# OBJECTIVE
In the listing that follows, how many lines contain "Программа"? Give the number only.

# INPUT ROWS
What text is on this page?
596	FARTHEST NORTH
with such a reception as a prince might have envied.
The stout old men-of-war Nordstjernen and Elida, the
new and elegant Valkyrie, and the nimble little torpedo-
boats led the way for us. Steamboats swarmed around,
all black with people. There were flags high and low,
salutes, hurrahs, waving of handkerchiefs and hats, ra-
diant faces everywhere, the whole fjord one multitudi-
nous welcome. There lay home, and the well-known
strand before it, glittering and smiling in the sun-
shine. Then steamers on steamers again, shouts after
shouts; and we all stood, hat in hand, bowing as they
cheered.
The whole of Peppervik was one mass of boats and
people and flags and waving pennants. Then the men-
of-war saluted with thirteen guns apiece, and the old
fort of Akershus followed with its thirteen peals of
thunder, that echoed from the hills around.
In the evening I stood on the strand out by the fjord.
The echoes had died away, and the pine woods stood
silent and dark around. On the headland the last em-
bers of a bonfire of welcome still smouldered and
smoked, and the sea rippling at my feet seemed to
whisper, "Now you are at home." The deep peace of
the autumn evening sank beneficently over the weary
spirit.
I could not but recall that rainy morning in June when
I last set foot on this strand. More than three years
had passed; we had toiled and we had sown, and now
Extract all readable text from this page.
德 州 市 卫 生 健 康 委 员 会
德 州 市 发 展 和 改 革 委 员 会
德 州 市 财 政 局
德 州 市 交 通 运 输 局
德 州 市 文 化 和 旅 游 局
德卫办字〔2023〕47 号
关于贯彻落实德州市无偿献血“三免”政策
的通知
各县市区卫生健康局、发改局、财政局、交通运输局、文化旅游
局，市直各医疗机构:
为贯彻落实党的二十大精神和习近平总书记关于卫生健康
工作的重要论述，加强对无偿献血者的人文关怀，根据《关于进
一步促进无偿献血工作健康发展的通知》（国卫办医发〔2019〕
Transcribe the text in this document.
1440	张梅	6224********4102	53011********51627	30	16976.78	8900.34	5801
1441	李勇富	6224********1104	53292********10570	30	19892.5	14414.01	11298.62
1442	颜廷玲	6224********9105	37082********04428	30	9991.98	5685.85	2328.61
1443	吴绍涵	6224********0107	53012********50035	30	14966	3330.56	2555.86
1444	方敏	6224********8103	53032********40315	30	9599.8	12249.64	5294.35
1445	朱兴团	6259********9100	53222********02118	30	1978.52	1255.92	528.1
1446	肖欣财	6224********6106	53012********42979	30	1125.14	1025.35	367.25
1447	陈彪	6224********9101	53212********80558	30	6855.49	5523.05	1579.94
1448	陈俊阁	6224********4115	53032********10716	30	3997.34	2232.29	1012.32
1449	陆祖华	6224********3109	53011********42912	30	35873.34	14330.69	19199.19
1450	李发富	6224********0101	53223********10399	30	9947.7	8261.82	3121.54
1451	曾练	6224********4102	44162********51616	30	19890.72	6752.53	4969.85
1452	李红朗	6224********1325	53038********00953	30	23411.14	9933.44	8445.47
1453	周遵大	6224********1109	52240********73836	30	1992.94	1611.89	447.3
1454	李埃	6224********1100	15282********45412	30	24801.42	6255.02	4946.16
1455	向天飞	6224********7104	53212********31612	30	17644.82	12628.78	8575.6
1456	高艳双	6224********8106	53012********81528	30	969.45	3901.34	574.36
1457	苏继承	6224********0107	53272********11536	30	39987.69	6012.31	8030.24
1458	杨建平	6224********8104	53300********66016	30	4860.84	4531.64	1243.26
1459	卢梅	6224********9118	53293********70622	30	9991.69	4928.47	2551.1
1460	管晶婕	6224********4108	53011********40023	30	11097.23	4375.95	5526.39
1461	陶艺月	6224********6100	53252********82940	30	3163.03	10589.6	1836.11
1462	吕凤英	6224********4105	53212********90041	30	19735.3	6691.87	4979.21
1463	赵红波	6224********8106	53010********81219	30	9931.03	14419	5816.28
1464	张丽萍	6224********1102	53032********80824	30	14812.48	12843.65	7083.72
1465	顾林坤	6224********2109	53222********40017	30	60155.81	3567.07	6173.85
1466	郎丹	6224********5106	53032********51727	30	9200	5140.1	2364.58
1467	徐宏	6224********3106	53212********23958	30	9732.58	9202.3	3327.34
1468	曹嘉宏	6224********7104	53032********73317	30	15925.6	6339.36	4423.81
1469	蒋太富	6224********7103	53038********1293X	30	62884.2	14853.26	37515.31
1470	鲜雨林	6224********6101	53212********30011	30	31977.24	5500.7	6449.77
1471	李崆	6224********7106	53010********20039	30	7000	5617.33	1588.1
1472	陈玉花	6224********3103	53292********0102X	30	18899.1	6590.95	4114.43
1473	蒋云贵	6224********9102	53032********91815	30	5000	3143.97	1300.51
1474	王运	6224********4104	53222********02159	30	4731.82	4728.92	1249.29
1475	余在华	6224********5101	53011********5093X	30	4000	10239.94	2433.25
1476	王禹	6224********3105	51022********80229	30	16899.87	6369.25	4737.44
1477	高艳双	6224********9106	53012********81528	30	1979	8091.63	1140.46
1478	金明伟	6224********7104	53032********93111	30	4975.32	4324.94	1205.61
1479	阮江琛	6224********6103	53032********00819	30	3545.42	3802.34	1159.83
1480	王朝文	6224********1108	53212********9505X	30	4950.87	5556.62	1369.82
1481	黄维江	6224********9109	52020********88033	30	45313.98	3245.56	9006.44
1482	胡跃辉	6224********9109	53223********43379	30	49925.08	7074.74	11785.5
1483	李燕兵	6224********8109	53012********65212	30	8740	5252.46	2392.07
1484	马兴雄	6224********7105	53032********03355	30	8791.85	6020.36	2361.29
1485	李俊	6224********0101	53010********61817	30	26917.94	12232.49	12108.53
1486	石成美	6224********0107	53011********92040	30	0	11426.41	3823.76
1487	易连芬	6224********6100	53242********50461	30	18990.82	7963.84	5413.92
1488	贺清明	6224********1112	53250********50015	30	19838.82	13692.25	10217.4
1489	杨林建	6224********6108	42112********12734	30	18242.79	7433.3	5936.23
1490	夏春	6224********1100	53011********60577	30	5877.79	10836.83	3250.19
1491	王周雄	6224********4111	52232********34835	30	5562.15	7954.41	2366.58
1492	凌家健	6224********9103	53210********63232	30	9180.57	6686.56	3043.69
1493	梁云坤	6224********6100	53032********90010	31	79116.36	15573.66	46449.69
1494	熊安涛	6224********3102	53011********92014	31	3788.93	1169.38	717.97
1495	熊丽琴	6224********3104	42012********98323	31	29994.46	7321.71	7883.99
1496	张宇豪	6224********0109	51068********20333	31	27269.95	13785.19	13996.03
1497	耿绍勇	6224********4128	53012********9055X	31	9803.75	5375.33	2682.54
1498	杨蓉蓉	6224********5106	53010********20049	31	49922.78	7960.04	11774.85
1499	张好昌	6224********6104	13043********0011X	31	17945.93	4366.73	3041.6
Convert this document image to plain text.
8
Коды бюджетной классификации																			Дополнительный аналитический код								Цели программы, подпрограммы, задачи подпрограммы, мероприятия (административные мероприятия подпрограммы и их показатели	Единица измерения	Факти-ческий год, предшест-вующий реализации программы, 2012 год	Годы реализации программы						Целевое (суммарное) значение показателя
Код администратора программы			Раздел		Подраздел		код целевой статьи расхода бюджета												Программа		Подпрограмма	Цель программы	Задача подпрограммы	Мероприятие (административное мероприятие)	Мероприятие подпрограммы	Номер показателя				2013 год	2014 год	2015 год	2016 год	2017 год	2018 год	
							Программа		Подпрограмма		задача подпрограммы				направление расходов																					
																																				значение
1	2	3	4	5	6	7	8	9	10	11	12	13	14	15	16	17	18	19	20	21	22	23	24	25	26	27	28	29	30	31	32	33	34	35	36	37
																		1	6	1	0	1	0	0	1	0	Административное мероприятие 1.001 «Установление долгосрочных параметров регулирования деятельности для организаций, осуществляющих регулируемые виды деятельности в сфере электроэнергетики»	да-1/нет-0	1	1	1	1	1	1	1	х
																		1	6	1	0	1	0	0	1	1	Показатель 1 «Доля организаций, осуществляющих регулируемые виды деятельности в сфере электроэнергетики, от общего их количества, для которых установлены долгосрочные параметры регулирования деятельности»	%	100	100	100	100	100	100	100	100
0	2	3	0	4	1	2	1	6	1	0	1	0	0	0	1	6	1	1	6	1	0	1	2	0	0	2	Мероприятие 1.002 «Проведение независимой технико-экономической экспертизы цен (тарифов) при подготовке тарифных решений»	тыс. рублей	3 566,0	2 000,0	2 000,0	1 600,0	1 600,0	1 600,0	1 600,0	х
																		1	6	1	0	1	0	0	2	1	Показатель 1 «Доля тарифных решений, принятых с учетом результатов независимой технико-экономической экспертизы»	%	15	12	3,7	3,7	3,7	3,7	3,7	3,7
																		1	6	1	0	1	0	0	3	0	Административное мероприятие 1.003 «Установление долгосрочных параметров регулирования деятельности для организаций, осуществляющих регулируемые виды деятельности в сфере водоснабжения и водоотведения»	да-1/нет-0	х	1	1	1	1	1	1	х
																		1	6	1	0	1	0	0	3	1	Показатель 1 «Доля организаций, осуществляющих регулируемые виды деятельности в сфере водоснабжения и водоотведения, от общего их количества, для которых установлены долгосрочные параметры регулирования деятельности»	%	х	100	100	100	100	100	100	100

# ANSWER TO THE TASK
2